Brief ▸
Could you transcribe every record below exactly as written, leaving out any pictures?

[Records contained in a dataset]
--- start ---

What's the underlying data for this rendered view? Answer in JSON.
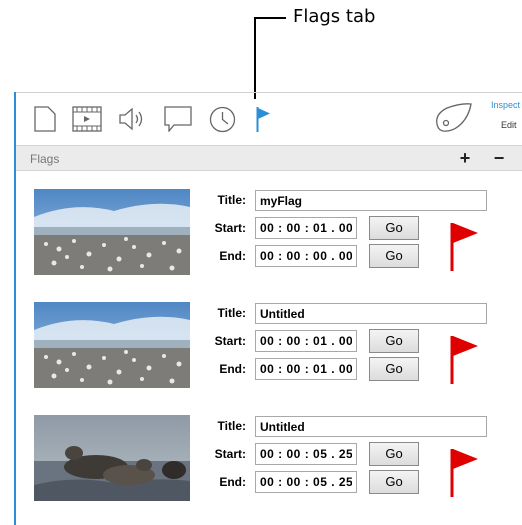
{
  "callout": {
    "label": "Flags tab"
  },
  "toolbar": {
    "inspect_label": "Inspect",
    "edit_label": "Edit",
    "tabs": [
      "document-icon",
      "film-icon",
      "audio-icon",
      "comment-icon",
      "clock-icon",
      "flag-tab-icon"
    ],
    "active_color": "#2b8fd8"
  },
  "flags_panel": {
    "title": "Flags",
    "add_label": "+",
    "remove_label": "−"
  },
  "labels": {
    "title": "Title:",
    "start": "Start:",
    "end": "End:",
    "go": "Go"
  },
  "flags": [
    {
      "title": "myFlag",
      "start": "00 : 00 : 01 . 00",
      "end": "00 : 00 : 00 . 00",
      "thumbnail": "beach-birds",
      "flag_color": "#e00000"
    },
    {
      "title": "Untitled",
      "start": "00 : 00 : 01 . 00",
      "end": "00 : 00 : 01 . 00",
      "thumbnail": "beach-birds",
      "flag_color": "#e00000"
    },
    {
      "title": "Untitled",
      "start": "00 : 00 : 05 . 25",
      "end": "00 : 00 : 05 . 25",
      "thumbnail": "seals-on-rocks",
      "flag_color": "#e00000"
    }
  ]
}
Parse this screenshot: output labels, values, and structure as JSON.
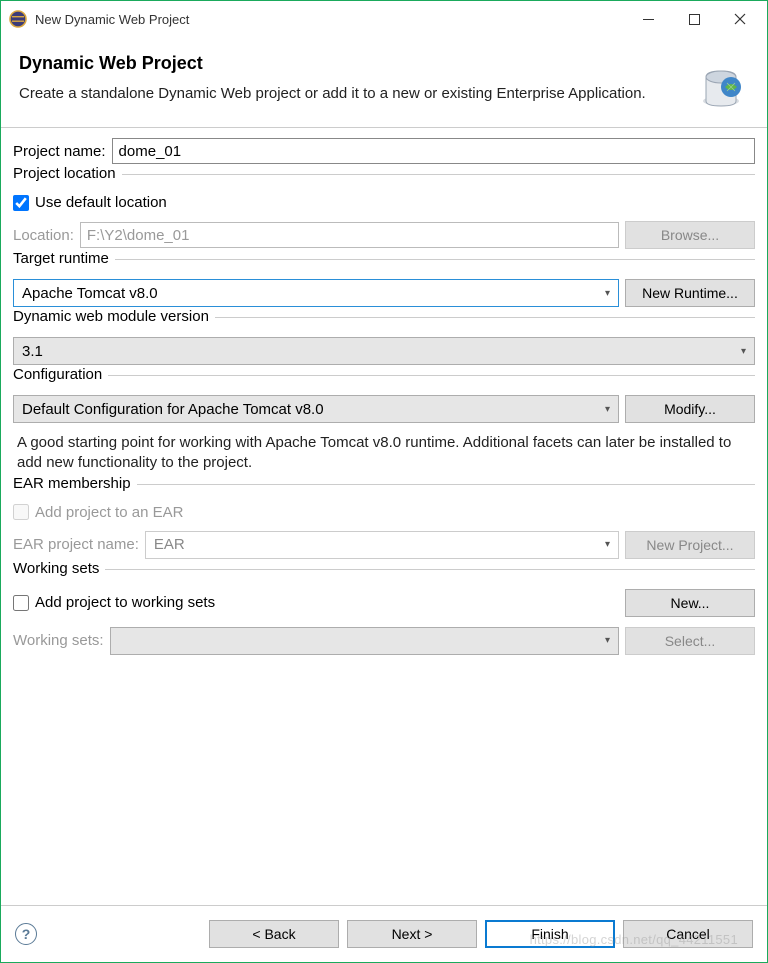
{
  "window": {
    "title": "New Dynamic Web Project"
  },
  "header": {
    "title": "Dynamic Web Project",
    "desc": "Create a standalone Dynamic Web project or add it to a new or existing Enterprise Application."
  },
  "projectName": {
    "label": "Project name:",
    "value": "dome_01"
  },
  "projectLocation": {
    "groupTitle": "Project location",
    "useDefaultLabel": "Use default location",
    "useDefault": true,
    "locationLabel": "Location:",
    "locationValue": "F:\\Y2\\dome_01",
    "browseLabel": "Browse..."
  },
  "targetRuntime": {
    "groupTitle": "Target runtime",
    "selected": "Apache Tomcat v8.0",
    "newRuntimeLabel": "New Runtime..."
  },
  "moduleVersion": {
    "groupTitle": "Dynamic web module version",
    "selected": "3.1"
  },
  "configuration": {
    "groupTitle": "Configuration",
    "selected": "Default Configuration for Apache Tomcat v8.0",
    "modifyLabel": "Modify...",
    "helpText": "A good starting point for working with Apache Tomcat v8.0 runtime. Additional facets can later be installed to add new functionality to the project."
  },
  "ear": {
    "groupTitle": "EAR membership",
    "addToEarLabel": "Add project to an EAR",
    "earProjectNameLabel": "EAR project name:",
    "earProjectNameValue": "EAR",
    "newProjectLabel": "New Project..."
  },
  "workingSets": {
    "groupTitle": "Working sets",
    "addLabel": "Add project to working sets",
    "newLabel": "New...",
    "wsLabel": "Working sets:",
    "selectLabel": "Select..."
  },
  "footer": {
    "back": "< Back",
    "next": "Next >",
    "finish": "Finish",
    "cancel": "Cancel"
  },
  "watermark": "https://blog.csdn.net/qq_44211551"
}
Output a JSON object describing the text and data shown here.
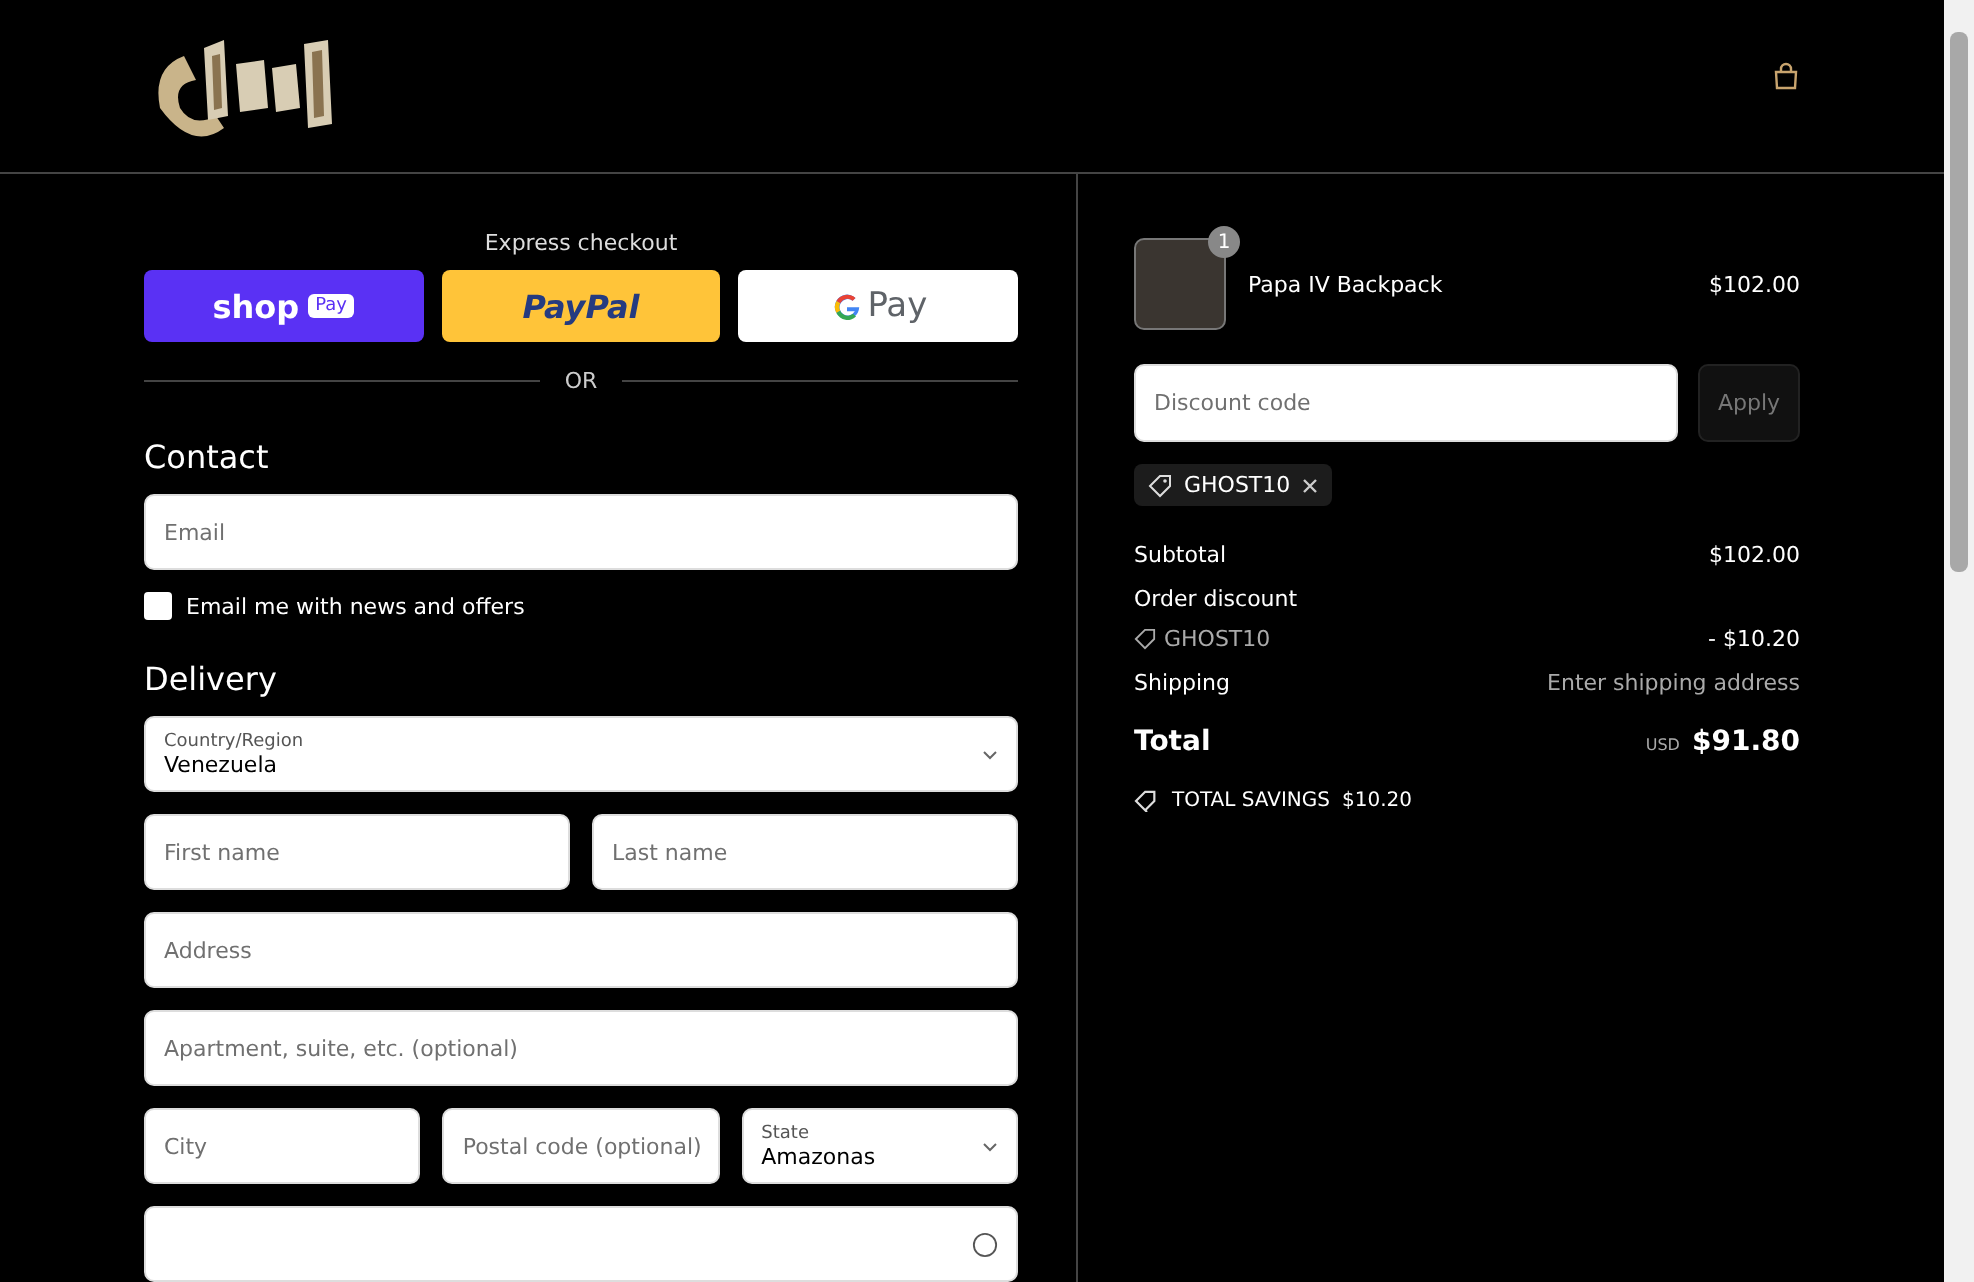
{
  "express": {
    "title": "Express checkout",
    "buttons": [
      {
        "kind": "shop",
        "label": "shop",
        "tag": "Pay"
      },
      {
        "kind": "paypal",
        "label": "PayPal"
      },
      {
        "kind": "gpay",
        "label": "Pay"
      }
    ],
    "divider": "OR"
  },
  "contact": {
    "heading": "Contact",
    "email": {
      "placeholder": "Email"
    },
    "newsletter": {
      "label": "Email me with news and offers",
      "checked": false
    }
  },
  "delivery": {
    "heading": "Delivery",
    "rows": [
      [
        {
          "kind": "select",
          "label": "Country/Region",
          "value": "Venezuela"
        }
      ],
      [
        {
          "kind": "text",
          "placeholder": "First name"
        },
        {
          "kind": "text",
          "placeholder": "Last name"
        }
      ],
      [
        {
          "kind": "text",
          "placeholder": "Address"
        }
      ],
      [
        {
          "kind": "text",
          "placeholder": "Apartment, suite, etc. (optional)"
        }
      ],
      [
        {
          "kind": "text",
          "placeholder": "City"
        },
        {
          "kind": "text",
          "placeholder": "Postal code (optional)"
        },
        {
          "kind": "select",
          "label": "State",
          "value": "Amazonas"
        }
      ],
      [
        {
          "kind": "help"
        }
      ]
    ]
  },
  "summary": {
    "item": {
      "quantity": "1",
      "name": "Papa IV Backpack",
      "price": "$102.00"
    },
    "discount": {
      "placeholder": "Discount code",
      "button": "Apply",
      "tag": "GHOST10"
    },
    "lines": [
      {
        "kind": "plain",
        "label": "Subtotal",
        "value": "$102.00"
      },
      {
        "kind": "head",
        "label": "Order discount"
      },
      {
        "kind": "code",
        "label": "GHOST10",
        "value": "- $10.20"
      },
      {
        "kind": "muted",
        "label": "Shipping",
        "value": "Enter shipping address"
      }
    ],
    "total": {
      "label": "Total",
      "currency": "USD",
      "value": "$91.80"
    },
    "savings": {
      "label": "TOTAL SAVINGS",
      "value": "$10.20"
    }
  }
}
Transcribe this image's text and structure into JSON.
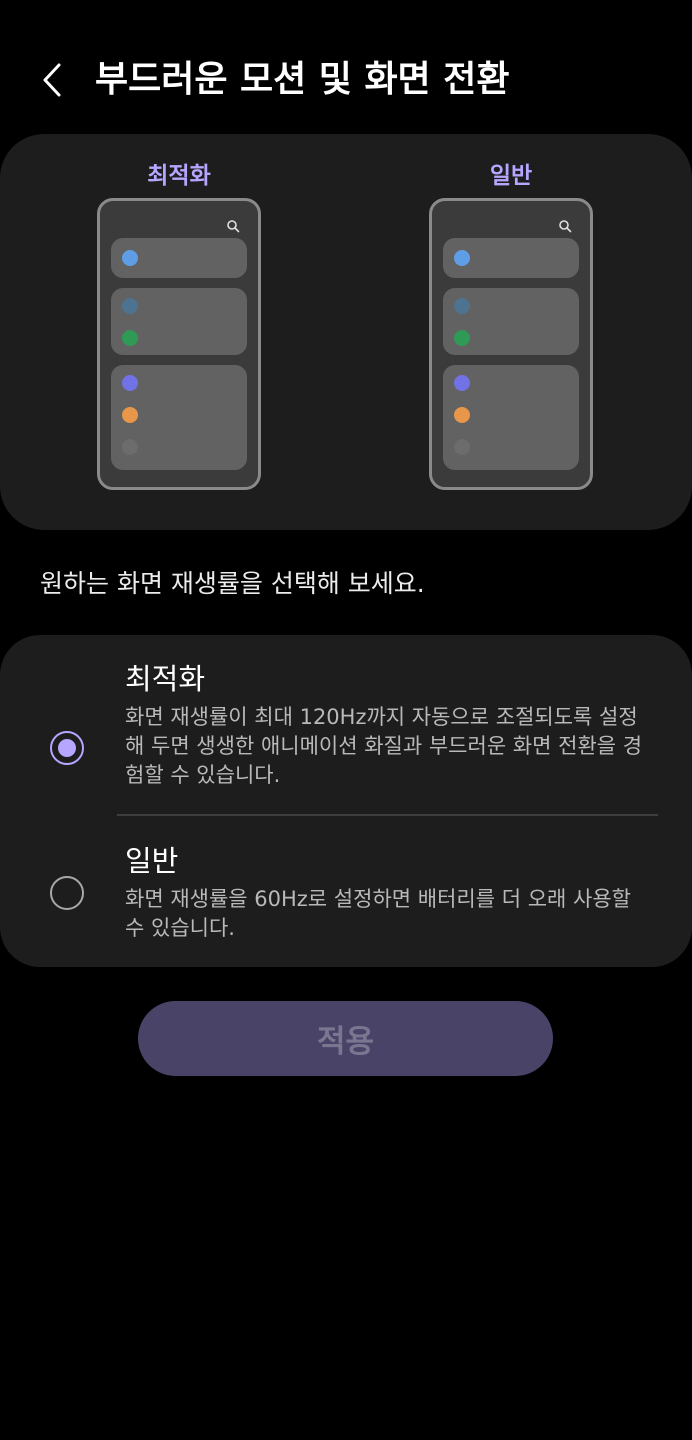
{
  "header": {
    "title": "부드러운 모션 및 화면 전환",
    "back_icon": "chevron-left-icon"
  },
  "preview": {
    "optimized_label": "최적화",
    "standard_label": "일반",
    "dot_colors": {
      "blue": "#5f9ee6",
      "slate": "#4e7390",
      "green": "#2e9a56",
      "purple": "#7172e6",
      "orange": "#e8974a",
      "gray": "#6c6c6c"
    }
  },
  "subtitle": "원하는 화면 재생률을 선택해 보세요.",
  "options": [
    {
      "title": "최적화",
      "description": "화면 재생률이 최대 120Hz까지 자동으로 조절되도록 설정해 두면 생생한 애니메이션 화질과 부드러운 화면 전환을 경험할 수 있습니다.",
      "selected": true
    },
    {
      "title": "일반",
      "description": "화면 재생률을 60Hz로 설정하면 배터리를 더 오래 사용할 수 있습니다.",
      "selected": false
    }
  ],
  "apply_button": {
    "label": "적용"
  },
  "colors": {
    "accent": "#b7a6ff",
    "card_bg": "#1d1d1d",
    "button_bg": "#4a4368"
  }
}
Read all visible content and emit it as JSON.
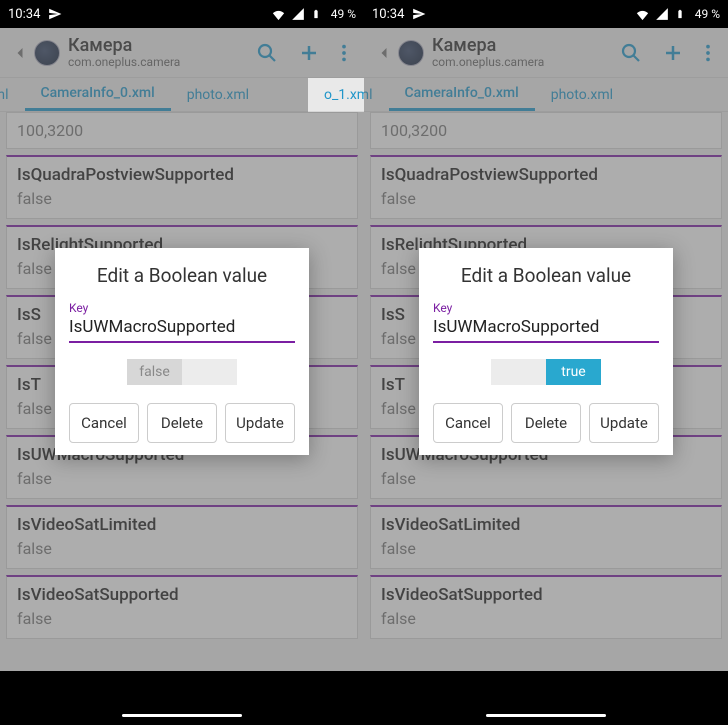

--- end ---

Exercise solution ▸
What's the underlying data for this rendered view? Answer in JSON.
{
  "callout": {
    "label": "Flags tab"
  },
  "toolbar": {
    "inspect_label": "Inspect",
    "edit_label": "Edit",
    "tabs": [
      "document-icon",
      "film-icon",
      "audio-icon",
      "comment-icon",
      "clock-icon",
      "flag-tab-icon"
    ],
    "active_color": "#2b8fd8"
  },
  "flags_panel": {
    "title": "Flags",
    "add_label": "+",
    "remove_label": "−"
  },
  "labels": {
    "title": "Title:",
    "start": "Start:",
    "end": "End:",
    "go": "Go"
  },
  "flags": [
    {
      "title": "myFlag",
      "start": "00 : 00 : 01 . 00",
      "end": "00 : 00 : 00 . 00",
      "thumbnail": "beach-birds",
      "flag_color": "#e00000"
    },
    {
      "title": "Untitled",
      "start": "00 : 00 : 01 . 00",
      "end": "00 : 00 : 01 . 00",
      "thumbnail": "beach-birds",
      "flag_color": "#e00000"
    },
    {
      "title": "Untitled",
      "start": "00 : 00 : 05 . 25",
      "end": "00 : 00 : 05 . 25",
      "thumbnail": "seals-on-rocks",
      "flag_color": "#e00000"
    }
  ]
}
Parse this screenshot: output labels, values, and structure as JSON.
{
  "window": {
    "title": "New Dynamic Web Project"
  },
  "header": {
    "title": "Dynamic Web Project",
    "desc": "Create a standalone Dynamic Web project or add it to a new or existing Enterprise Application."
  },
  "projectName": {
    "label": "Project name:",
    "value": "dome_01"
  },
  "projectLocation": {
    "groupTitle": "Project location",
    "useDefaultLabel": "Use default location",
    "useDefault": true,
    "locationLabel": "Location:",
    "locationValue": "F:\\Y2\\dome_01",
    "browseLabel": "Browse..."
  },
  "targetRuntime": {
    "groupTitle": "Target runtime",
    "selected": "Apache Tomcat v8.0",
    "newRuntimeLabel": "New Runtime..."
  },
  "moduleVersion": {
    "groupTitle": "Dynamic web module version",
    "selected": "3.1"
  },
  "configuration": {
    "groupTitle": "Configuration",
    "selected": "Default Configuration for Apache Tomcat v8.0",
    "modifyLabel": "Modify...",
    "helpText": "A good starting point for working with Apache Tomcat v8.0 runtime. Additional facets can later be installed to add new functionality to the project."
  },
  "ear": {
    "groupTitle": "EAR membership",
    "addToEarLabel": "Add project to an EAR",
    "earProjectNameLabel": "EAR project name:",
    "earProjectNameValue": "EAR",
    "newProjectLabel": "New Project..."
  },
  "workingSets": {
    "groupTitle": "Working sets",
    "addLabel": "Add project to working sets",
    "newLabel": "New...",
    "wsLabel": "Working sets:",
    "selectLabel": "Select..."
  },
  "footer": {
    "back": "< Back",
    "next": "Next >",
    "finish": "Finish",
    "cancel": "Cancel"
  },
  "watermark": "https://blog.csdn.net/qq_44211551"
}
Output a JSON object describing the text and data shown here.
{
  "express": {
    "title": "Express checkout",
    "buttons": [
      {
        "kind": "shop",
        "label": "shop",
        "tag": "Pay"
      },
      {
        "kind": "paypal",
        "label": "PayPal"
      },
      {
        "kind": "gpay",
        "label": "Pay"
      }
    ],
    "divider": "OR"
  },
  "contact": {
    "heading": "Contact",
    "email": {
      "placeholder": "Email"
    },
    "newsletter": {
      "label": "Email me with news and offers",
      "checked": false
    }
  },
  "delivery": {
    "heading": "Delivery",
    "rows": [
      [
        {
          "kind": "select",
          "label": "Country/Region",
          "value": "Venezuela"
        }
      ],
      [
        {
          "kind": "text",
          "placeholder": "First name"
        },
        {
          "kind": "text",
          "placeholder": "Last name"
        }
      ],
      [
        {
          "kind": "text",
          "placeholder": "Address"
        }
      ],
      [
        {
          "kind": "text",
          "placeholder": "Apartment, suite, etc. (optional)"
        }
      ],
      [
        {
          "kind": "text",
          "placeholder": "City"
        },
        {
          "kind": "text",
          "placeholder": "Postal code (optional)"
        },
        {
          "kind": "select",
          "label": "State",
          "value": "Amazonas"
        }
      ],
      [
        {
          "kind": "help"
        }
      ]
    ]
  },
  "summary": {
    "item": {
      "quantity": "1",
      "name": "Papa IV Backpack",
      "price": "$102.00"
    },
    "discount": {
      "placeholder": "Discount code",
      "button": "Apply",
      "tag": "GHOST10"
    },
    "lines": [
      {
        "kind": "plain",
        "label": "Subtotal",
        "value": "$102.00"
      },
      {
        "kind": "head",
        "label": "Order discount"
      },
      {
        "kind": "code",
        "label": "GHOST10",
        "value": "- $10.20"
      },
      {
        "kind": "muted",
        "label": "Shipping",
        "value": "Enter shipping address"
      }
    ],
    "total": {
      "label": "Total",
      "currency": "USD",
      "value": "$91.80"
    },
    "savings": {
      "label": "TOTAL SAVINGS",
      "value": "$10.20"
    }
  }
}
Transcribe this image's text and structure into JSON.
{
  "header": {
    "title": "부드러운 모션 및 화면 전환",
    "back_icon": "chevron-left-icon"
  },
  "preview": {
    "optimized_label": "최적화",
    "standard_label": "일반",
    "dot_colors": {
      "blue": "#5f9ee6",
      "slate": "#4e7390",
      "green": "#2e9a56",
      "purple": "#7172e6",
      "orange": "#e8974a",
      "gray": "#6c6c6c"
    }
  },
  "subtitle": "원하는 화면 재생률을 선택해 보세요.",
  "options": [
    {
      "title": "최적화",
      "description": "화면 재생률이 최대 120Hz까지 자동으로 조절되도록 설정해 두면 생생한 애니메이션 화질과 부드러운 화면 전환을 경험할 수 있습니다.",
      "selected": true
    },
    {
      "title": "일반",
      "description": "화면 재생률을 60Hz로 설정하면 배터리를 더 오래 사용할 수 있습니다.",
      "selected": false
    }
  ],
  "apply_button": {
    "label": "적용"
  },
  "colors": {
    "accent": "#b7a6ff",
    "card_bg": "#1d1d1d",
    "button_bg": "#4a4368"
  }
}
Read all visible content and emit it as JSON.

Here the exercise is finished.